┌─ EXERCISE MATERIAL

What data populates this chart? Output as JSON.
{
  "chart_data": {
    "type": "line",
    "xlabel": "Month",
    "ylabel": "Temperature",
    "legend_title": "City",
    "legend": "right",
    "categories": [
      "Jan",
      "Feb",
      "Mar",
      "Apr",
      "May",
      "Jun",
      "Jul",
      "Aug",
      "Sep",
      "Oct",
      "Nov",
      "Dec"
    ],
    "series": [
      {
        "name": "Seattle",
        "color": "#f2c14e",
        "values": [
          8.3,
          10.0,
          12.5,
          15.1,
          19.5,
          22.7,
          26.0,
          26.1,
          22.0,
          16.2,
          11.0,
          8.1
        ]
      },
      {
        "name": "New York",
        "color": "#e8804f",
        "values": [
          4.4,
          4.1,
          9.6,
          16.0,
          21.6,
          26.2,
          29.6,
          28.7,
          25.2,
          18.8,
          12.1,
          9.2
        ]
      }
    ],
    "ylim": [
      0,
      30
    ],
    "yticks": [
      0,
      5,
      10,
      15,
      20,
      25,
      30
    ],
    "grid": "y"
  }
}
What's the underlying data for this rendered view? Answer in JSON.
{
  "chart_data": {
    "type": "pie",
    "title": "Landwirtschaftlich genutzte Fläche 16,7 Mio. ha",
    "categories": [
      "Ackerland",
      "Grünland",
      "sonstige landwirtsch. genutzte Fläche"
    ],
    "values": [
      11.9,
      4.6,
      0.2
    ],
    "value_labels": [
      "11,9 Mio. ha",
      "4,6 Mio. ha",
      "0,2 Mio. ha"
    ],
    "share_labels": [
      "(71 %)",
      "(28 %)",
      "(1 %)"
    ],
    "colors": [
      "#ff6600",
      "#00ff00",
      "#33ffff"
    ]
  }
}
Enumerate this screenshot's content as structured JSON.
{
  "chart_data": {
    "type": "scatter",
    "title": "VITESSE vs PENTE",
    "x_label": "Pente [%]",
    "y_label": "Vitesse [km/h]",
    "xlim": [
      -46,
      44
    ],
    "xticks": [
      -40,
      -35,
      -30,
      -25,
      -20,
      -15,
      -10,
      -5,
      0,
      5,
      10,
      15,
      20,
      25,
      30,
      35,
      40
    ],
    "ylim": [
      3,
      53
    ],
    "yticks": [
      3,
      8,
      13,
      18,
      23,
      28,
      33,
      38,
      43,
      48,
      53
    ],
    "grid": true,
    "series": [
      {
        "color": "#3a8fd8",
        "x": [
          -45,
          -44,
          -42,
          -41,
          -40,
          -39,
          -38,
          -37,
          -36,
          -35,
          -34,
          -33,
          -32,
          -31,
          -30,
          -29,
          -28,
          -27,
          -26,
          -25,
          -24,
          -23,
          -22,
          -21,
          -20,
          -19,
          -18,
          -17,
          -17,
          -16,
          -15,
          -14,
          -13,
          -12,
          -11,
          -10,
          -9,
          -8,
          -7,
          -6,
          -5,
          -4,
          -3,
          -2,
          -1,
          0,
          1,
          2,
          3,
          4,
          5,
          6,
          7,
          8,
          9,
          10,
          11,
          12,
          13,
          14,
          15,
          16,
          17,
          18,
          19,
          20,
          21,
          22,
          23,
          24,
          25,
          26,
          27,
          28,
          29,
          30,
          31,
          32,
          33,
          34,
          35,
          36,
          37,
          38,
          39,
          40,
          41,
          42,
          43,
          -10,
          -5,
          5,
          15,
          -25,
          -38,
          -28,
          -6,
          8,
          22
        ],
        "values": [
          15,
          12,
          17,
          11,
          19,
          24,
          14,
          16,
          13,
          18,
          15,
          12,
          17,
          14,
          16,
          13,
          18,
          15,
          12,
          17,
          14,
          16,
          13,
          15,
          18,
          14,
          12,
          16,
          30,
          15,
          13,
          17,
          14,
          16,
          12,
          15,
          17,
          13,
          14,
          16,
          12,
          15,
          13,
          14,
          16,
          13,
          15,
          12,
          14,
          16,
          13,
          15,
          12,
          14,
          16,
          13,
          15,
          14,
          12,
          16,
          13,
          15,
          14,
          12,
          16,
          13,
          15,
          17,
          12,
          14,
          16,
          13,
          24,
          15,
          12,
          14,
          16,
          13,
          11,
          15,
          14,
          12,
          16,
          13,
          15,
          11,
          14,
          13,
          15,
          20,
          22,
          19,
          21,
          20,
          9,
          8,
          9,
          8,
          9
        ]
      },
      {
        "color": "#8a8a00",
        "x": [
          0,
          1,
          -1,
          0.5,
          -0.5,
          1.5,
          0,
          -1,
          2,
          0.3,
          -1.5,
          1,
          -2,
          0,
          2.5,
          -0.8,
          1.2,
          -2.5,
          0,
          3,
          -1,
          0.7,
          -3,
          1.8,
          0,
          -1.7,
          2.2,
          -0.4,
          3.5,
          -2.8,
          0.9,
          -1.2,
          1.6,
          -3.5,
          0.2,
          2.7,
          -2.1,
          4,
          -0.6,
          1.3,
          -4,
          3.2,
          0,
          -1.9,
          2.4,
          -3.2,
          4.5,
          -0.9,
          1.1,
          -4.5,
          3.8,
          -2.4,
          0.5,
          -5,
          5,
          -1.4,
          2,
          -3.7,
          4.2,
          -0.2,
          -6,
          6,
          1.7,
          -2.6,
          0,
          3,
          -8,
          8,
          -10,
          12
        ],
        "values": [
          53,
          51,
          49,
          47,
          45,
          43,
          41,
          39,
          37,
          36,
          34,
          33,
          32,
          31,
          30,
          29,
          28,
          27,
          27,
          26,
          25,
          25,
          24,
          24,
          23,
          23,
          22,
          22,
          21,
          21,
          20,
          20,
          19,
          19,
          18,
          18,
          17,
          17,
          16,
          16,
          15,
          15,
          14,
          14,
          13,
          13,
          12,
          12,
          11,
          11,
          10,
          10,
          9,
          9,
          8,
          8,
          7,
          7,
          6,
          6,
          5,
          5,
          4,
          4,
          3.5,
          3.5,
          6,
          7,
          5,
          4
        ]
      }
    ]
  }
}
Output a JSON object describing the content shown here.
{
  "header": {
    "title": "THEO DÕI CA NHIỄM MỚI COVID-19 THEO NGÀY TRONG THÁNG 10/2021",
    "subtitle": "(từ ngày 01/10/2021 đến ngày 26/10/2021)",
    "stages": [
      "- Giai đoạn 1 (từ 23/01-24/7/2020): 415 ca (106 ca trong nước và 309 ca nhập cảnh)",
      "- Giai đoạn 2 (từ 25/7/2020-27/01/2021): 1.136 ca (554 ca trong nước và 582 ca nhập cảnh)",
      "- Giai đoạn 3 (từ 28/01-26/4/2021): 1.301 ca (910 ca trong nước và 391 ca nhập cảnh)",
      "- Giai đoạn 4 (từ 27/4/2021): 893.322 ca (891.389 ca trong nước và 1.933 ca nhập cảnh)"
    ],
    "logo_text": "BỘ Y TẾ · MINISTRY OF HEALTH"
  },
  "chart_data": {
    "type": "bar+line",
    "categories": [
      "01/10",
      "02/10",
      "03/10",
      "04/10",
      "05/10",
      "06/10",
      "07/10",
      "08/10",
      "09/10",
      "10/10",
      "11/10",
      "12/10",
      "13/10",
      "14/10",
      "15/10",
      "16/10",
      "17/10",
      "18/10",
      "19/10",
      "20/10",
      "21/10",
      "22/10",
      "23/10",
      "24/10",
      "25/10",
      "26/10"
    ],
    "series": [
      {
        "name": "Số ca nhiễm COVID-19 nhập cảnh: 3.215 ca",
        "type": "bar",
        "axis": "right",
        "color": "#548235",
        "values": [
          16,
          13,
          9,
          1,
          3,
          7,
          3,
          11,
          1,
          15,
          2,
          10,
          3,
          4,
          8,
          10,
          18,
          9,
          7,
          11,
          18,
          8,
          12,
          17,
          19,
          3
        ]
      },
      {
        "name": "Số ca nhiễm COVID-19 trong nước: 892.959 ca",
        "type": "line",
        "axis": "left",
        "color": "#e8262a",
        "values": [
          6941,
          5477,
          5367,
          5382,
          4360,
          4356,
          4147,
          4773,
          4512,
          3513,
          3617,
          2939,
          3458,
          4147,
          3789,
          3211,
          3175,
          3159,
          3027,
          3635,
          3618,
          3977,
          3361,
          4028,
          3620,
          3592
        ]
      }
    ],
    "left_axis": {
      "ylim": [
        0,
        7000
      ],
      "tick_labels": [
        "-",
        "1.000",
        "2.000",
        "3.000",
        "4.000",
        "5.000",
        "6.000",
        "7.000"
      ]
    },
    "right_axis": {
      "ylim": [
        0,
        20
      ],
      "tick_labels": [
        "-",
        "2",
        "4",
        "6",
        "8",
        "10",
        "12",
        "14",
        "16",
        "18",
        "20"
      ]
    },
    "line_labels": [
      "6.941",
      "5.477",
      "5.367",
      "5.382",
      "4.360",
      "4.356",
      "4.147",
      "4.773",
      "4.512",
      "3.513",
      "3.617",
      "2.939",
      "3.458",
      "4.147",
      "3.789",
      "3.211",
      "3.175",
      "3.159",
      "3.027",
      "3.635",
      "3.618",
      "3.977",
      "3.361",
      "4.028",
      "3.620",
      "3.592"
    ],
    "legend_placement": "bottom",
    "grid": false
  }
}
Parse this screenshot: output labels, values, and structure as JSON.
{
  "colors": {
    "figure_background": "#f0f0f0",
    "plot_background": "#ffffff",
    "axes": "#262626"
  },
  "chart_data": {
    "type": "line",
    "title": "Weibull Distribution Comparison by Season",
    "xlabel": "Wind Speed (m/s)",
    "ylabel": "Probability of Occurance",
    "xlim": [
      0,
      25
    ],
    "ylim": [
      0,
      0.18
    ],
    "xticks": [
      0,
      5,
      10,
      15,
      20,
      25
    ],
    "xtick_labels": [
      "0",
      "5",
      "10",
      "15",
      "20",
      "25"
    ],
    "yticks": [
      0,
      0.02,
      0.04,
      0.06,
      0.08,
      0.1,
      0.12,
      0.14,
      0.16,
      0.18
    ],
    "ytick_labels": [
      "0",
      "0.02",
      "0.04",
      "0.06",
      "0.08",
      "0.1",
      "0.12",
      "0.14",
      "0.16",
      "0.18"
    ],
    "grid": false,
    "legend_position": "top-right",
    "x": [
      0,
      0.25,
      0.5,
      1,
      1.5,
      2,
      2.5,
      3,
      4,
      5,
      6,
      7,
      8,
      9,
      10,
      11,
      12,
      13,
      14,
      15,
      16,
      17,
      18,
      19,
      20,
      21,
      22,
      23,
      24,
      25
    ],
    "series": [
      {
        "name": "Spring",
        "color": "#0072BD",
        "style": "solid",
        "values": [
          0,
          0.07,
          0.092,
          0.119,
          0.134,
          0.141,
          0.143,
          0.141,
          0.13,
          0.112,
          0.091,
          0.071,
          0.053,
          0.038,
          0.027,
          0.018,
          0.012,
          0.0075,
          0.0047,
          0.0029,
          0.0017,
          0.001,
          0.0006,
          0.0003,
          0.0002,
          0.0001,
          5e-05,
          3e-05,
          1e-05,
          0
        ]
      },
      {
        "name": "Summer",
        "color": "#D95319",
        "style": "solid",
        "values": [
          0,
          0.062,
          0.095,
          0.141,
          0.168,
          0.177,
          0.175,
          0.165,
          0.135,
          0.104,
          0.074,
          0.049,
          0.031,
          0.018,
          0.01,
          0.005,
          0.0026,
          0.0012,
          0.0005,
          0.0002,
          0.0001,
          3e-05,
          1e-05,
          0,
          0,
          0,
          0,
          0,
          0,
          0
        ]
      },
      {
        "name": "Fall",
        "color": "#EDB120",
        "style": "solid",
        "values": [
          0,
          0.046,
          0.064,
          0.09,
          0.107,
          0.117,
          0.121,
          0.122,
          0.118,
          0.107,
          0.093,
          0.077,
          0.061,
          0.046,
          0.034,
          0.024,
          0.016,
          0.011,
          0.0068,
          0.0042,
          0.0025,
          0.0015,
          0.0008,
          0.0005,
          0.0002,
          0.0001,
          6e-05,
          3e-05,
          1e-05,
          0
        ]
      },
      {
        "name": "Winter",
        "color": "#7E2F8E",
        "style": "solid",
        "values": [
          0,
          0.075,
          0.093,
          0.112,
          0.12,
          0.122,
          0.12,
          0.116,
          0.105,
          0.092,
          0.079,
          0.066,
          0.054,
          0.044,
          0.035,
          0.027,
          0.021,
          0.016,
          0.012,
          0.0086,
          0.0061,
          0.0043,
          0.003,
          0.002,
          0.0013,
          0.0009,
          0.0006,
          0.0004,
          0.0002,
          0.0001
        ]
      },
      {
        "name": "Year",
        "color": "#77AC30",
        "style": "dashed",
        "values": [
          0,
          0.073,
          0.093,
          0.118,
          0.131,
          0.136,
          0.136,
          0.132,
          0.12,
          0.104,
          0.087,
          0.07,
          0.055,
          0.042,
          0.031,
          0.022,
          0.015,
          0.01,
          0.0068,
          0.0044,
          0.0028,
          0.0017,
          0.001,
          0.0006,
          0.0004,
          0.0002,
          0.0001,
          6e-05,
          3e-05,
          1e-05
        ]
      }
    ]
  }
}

└─

◆ TASK DETAILS
Show every line in the entries where the string "nhập" occurs.

◆ WRITTEN ANSWER
      "- Giai đoạn 1 (từ 23/01-24/7/2020): 415 ca (106 ca trong nước và 309 ca nhập cảnh)",
      "- Giai đoạn 2 (từ 25/7/2020-27/01/2021): 1.136 ca (554 ca trong nước và 582 ca nhập cảnh)",
      "- Giai đoạn 3 (từ 28/01-26/4/2021): 1.301 ca (910 ca trong nước và 391 ca nhập cảnh)",
      "- Giai đoạn 4 (từ 27/4/2021): 893.322 ca (891.389 ca trong nước và 1.933 ca nhập cảnh)"
        "name": "Số ca nhiễm COVID-19 nhập cảnh: 3.215 ca",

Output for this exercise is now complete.